-- Start GIVEN DATA --

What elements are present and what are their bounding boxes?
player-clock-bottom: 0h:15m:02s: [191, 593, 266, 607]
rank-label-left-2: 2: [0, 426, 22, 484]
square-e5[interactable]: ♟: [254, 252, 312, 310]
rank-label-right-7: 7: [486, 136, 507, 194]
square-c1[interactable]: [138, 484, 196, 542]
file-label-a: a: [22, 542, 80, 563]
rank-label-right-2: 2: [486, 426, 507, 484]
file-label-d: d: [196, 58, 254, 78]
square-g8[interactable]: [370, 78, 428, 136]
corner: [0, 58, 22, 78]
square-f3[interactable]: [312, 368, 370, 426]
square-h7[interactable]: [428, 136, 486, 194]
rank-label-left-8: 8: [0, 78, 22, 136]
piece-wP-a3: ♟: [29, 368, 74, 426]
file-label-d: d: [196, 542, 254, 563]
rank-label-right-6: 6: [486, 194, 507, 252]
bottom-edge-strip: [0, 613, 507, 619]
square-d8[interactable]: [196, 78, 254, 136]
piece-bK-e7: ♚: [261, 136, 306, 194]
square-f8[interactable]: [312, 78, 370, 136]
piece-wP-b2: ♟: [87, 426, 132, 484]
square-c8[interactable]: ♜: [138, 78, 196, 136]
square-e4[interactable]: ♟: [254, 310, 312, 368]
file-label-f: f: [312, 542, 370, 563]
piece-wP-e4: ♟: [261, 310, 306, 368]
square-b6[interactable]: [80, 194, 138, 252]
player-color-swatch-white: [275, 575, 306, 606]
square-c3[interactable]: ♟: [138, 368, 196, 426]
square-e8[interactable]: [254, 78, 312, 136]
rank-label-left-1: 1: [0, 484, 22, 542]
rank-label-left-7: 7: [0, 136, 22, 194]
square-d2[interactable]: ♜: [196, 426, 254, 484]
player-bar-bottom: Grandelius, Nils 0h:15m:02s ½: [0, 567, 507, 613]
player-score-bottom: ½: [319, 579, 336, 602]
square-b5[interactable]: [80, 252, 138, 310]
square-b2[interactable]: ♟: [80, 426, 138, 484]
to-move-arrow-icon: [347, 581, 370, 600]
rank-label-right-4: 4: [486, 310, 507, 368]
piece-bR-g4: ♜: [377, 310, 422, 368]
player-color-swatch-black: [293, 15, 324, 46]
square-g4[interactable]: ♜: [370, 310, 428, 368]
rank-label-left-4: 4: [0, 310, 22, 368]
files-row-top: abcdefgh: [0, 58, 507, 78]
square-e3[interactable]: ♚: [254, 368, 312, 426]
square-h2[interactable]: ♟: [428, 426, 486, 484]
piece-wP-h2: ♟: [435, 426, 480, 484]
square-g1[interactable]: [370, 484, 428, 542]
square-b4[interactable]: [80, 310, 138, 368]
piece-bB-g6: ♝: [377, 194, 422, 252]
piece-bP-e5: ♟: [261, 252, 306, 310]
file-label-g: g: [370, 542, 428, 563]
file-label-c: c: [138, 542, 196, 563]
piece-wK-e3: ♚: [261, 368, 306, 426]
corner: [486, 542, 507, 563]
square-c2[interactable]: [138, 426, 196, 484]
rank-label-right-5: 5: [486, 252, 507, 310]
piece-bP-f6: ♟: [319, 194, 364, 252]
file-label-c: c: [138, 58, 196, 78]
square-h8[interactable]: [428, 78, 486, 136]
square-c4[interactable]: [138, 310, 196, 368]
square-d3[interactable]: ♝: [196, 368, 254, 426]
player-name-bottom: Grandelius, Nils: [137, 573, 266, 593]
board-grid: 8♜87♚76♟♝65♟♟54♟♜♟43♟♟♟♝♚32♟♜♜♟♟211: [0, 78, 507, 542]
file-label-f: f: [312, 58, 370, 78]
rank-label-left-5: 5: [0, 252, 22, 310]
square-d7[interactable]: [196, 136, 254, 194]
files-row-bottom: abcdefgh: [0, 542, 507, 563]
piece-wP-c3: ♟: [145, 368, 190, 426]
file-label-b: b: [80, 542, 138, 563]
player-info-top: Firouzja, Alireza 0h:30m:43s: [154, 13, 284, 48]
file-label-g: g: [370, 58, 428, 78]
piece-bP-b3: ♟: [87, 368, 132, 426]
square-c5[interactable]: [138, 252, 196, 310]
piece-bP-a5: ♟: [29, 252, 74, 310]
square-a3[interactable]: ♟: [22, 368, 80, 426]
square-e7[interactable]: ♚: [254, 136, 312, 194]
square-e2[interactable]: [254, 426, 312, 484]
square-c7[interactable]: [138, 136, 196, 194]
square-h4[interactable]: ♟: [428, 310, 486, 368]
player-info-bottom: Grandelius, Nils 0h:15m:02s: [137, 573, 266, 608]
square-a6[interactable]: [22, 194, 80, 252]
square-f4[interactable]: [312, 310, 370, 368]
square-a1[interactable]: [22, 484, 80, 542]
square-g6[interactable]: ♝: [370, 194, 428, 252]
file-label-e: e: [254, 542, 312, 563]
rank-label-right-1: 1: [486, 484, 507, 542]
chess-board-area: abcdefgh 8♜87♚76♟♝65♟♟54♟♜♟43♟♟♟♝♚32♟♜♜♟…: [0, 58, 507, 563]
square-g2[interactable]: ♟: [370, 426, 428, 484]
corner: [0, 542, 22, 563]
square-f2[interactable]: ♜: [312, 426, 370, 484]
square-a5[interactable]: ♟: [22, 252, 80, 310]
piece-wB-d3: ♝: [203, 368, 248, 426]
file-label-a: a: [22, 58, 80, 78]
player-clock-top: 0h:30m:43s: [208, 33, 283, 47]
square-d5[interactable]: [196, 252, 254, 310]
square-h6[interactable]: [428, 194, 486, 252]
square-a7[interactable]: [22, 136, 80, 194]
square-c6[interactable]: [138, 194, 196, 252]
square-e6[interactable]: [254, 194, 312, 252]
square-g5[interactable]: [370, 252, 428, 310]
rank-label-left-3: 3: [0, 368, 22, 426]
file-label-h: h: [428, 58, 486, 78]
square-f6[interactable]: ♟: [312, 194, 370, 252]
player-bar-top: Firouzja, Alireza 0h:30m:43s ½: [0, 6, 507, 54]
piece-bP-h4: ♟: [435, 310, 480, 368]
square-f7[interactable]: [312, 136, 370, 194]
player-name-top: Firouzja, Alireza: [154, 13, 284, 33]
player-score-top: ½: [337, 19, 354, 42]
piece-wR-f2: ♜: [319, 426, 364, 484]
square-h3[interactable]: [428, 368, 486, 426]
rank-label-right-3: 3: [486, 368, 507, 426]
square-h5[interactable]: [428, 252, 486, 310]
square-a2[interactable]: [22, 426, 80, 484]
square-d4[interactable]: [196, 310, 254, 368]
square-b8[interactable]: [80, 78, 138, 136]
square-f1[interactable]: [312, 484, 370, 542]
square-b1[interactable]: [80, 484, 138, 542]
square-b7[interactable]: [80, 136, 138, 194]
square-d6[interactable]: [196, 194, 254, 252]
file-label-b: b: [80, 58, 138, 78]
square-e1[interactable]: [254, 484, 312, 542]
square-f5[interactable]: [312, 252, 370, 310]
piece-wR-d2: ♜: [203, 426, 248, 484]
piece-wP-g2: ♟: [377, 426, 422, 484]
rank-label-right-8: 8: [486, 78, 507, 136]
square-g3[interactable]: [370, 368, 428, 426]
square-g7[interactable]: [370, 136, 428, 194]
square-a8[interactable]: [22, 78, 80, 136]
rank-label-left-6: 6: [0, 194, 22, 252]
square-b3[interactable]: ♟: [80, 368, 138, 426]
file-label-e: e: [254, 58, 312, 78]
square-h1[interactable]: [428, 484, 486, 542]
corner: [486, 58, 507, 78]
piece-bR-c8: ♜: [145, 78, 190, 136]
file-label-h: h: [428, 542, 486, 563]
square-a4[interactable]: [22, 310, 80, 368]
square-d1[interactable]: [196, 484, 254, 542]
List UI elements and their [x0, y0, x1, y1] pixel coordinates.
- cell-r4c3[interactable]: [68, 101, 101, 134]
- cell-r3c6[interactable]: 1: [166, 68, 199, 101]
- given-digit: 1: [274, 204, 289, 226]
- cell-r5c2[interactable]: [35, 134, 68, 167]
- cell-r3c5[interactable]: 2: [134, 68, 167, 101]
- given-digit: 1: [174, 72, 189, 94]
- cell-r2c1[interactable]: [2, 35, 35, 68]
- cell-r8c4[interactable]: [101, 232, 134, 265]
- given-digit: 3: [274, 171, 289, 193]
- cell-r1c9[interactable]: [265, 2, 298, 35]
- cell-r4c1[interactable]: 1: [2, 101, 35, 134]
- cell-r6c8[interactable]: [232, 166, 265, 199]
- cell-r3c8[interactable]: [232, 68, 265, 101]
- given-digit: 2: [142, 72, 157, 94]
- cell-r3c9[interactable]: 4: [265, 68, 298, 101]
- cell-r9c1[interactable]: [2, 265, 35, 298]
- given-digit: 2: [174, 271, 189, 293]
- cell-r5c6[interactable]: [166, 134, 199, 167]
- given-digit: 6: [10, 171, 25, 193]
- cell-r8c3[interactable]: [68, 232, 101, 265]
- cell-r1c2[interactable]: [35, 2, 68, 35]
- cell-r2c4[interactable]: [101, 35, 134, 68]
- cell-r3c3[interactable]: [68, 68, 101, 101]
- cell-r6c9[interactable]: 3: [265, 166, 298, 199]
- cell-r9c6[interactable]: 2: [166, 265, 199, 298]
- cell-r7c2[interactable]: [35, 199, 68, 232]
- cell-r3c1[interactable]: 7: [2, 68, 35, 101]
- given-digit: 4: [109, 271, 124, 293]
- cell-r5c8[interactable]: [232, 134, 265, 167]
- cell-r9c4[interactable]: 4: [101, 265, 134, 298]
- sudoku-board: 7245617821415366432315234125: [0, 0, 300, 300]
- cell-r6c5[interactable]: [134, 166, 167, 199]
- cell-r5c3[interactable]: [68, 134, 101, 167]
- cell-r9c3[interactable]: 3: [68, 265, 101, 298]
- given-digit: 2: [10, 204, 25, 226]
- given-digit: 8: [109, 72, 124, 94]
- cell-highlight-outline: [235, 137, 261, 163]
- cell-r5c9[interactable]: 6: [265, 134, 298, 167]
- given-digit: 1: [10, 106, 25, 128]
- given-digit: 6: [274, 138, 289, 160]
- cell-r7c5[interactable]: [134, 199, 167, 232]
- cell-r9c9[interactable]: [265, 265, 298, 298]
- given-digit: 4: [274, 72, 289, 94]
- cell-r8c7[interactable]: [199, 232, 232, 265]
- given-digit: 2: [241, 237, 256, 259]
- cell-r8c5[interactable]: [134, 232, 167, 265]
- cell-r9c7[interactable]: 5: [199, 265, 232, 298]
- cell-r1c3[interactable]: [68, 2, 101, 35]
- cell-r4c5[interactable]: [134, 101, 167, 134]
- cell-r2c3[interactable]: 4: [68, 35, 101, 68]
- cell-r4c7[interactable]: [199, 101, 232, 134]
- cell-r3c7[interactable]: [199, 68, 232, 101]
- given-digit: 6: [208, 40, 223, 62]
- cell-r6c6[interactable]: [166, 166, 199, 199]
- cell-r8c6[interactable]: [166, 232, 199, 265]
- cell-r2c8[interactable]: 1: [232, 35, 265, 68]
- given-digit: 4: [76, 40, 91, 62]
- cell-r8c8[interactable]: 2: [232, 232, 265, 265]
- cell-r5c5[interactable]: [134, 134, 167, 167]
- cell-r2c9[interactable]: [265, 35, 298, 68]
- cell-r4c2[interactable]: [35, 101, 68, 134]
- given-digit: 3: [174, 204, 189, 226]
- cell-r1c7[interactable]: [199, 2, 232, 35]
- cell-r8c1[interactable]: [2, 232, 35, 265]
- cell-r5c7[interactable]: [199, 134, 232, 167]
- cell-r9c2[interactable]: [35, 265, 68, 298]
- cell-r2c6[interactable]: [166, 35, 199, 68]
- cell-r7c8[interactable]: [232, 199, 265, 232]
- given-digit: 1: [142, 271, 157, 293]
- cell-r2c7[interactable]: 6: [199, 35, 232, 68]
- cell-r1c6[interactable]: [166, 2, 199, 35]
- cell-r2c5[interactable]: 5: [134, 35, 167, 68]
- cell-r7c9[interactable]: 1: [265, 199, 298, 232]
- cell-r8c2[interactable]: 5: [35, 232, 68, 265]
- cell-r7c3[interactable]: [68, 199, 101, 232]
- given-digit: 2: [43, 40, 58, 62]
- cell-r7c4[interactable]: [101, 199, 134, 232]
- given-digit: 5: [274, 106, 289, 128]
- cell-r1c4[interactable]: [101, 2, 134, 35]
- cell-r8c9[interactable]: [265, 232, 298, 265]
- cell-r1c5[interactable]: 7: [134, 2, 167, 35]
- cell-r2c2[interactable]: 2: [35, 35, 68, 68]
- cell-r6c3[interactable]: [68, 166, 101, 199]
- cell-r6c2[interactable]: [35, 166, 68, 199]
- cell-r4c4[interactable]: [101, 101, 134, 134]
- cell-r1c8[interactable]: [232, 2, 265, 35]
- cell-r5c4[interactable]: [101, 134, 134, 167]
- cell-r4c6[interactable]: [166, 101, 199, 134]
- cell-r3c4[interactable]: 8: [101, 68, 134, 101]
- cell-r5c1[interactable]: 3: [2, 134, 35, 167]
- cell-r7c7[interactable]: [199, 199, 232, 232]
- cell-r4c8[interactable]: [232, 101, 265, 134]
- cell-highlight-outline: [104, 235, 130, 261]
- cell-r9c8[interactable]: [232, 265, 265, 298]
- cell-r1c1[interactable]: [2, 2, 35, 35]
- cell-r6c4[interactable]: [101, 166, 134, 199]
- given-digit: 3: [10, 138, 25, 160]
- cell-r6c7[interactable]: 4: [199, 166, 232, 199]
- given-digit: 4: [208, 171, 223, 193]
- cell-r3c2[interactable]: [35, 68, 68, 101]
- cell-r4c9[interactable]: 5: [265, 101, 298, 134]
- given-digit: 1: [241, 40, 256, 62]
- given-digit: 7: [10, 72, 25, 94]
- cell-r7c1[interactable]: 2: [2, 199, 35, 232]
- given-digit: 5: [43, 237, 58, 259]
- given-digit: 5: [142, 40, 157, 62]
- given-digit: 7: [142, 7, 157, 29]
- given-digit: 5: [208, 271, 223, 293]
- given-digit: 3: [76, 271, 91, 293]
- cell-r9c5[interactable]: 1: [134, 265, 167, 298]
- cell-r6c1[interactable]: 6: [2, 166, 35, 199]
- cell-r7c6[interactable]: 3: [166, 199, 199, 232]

-- End GIVEN DATA --

> TASK TO COMPLETE:
Please rewrite the entries from the start through the line containing "rank-label-right-7: 7: [486, 136, 507, 194]", replacing "player-clock-bottom" with "player-timer-bottom" and keeping everything else the same.

> TASK RESULT:
What elements are present and what are their bounding boxes?
player-timer-bottom: 0h:15m:02s: [191, 593, 266, 607]
rank-label-left-2: 2: [0, 426, 22, 484]
square-e5[interactable]: ♟: [254, 252, 312, 310]
rank-label-right-7: 7: [486, 136, 507, 194]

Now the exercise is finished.